(Data entries for graphics)
--

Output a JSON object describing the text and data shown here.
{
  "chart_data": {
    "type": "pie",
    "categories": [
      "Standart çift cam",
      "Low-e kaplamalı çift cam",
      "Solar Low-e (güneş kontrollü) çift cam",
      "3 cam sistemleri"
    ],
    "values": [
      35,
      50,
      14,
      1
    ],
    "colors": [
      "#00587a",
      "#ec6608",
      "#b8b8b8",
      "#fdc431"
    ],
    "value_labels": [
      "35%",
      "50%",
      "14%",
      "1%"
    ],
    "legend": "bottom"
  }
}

--

◆ **WHAT THIS TASK INVOLVES**: Output the records exactly, including every line.

◆ **REPLY**:
Output a JSON object describing the text and data shown here.
{
  "chart_data": {
    "type": "pie",
    "categories": [
      "Standart çift cam",
      "Low-e kaplamalı çift cam",
      "Solar Low-e (güneş kontrollü) çift cam",
      "3 cam sistemleri"
    ],
    "values": [
      35,
      50,
      14,
      1
    ],
    "colors": [
      "#00587a",
      "#ec6608",
      "#b8b8b8",
      "#fdc431"
    ],
    "value_labels": [
      "35%",
      "50%",
      "14%",
      "1%"
    ],
    "legend": "bottom"
  }
}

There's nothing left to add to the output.